Data entries =
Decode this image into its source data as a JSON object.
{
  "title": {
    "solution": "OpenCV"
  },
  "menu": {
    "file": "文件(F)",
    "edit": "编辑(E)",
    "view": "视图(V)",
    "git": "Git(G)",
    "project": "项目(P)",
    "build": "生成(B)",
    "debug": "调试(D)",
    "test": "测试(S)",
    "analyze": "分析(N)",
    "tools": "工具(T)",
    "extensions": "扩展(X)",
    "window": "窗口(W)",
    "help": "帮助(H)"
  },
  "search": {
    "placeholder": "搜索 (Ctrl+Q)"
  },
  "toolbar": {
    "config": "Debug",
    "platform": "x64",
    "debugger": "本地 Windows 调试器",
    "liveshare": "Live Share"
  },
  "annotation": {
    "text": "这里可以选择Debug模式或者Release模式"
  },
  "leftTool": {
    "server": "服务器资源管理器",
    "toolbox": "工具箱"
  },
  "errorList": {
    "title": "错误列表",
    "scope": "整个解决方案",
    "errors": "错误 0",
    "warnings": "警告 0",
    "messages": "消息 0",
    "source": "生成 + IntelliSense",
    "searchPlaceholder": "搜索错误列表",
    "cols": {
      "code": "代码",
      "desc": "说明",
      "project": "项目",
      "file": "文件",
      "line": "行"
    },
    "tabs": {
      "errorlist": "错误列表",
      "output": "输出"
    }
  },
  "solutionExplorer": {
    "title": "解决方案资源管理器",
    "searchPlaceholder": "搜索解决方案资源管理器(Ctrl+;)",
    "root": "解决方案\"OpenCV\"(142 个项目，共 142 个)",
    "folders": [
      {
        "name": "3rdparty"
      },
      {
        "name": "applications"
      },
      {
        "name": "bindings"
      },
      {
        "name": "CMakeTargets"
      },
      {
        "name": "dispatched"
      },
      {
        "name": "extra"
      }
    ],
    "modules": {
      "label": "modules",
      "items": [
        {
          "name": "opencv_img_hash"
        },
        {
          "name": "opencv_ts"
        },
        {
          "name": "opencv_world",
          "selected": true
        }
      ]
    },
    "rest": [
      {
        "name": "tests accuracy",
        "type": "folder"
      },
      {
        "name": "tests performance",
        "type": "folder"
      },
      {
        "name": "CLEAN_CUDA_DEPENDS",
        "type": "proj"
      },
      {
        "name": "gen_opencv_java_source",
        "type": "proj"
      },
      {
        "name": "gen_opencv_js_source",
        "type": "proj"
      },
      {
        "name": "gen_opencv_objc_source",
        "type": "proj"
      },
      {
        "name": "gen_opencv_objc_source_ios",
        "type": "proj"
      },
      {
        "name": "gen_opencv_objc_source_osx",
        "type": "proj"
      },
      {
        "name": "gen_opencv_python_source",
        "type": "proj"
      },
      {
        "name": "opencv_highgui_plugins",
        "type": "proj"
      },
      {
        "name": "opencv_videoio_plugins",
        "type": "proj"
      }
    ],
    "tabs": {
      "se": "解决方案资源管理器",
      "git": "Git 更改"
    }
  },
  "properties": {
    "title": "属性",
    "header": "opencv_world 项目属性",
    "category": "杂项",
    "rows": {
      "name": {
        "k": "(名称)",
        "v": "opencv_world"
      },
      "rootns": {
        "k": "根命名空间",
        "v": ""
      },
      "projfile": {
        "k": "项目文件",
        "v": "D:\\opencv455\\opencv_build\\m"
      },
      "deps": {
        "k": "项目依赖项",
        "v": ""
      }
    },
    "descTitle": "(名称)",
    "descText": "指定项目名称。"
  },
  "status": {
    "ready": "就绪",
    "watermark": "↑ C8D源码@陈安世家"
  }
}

--

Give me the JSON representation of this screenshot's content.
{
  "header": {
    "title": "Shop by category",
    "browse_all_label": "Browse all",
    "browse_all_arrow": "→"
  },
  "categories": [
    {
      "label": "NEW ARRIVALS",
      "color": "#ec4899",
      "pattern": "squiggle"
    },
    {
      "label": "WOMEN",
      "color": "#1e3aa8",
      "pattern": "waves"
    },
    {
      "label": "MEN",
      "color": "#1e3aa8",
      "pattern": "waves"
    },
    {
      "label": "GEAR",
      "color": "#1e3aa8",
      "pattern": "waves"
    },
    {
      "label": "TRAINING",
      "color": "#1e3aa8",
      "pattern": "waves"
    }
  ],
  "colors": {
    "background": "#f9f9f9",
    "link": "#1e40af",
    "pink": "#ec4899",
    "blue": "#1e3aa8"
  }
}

--

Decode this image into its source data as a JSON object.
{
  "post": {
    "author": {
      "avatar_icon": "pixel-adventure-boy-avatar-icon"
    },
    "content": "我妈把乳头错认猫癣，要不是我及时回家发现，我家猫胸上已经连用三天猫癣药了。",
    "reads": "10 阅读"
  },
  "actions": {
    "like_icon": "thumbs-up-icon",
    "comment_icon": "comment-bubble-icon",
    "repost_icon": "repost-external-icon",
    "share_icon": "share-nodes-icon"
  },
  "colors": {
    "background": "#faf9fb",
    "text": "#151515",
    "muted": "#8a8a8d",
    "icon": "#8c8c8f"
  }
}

WHAT THE TASK REQUIRES = Using the material above, report each line where "searchPlaceholder" occurs.

FINISHED ANSWER =
    "searchPlaceholder": "搜索错误列表",
    "searchPlaceholder": "搜索解决方案资源管理器(Ctrl+;)",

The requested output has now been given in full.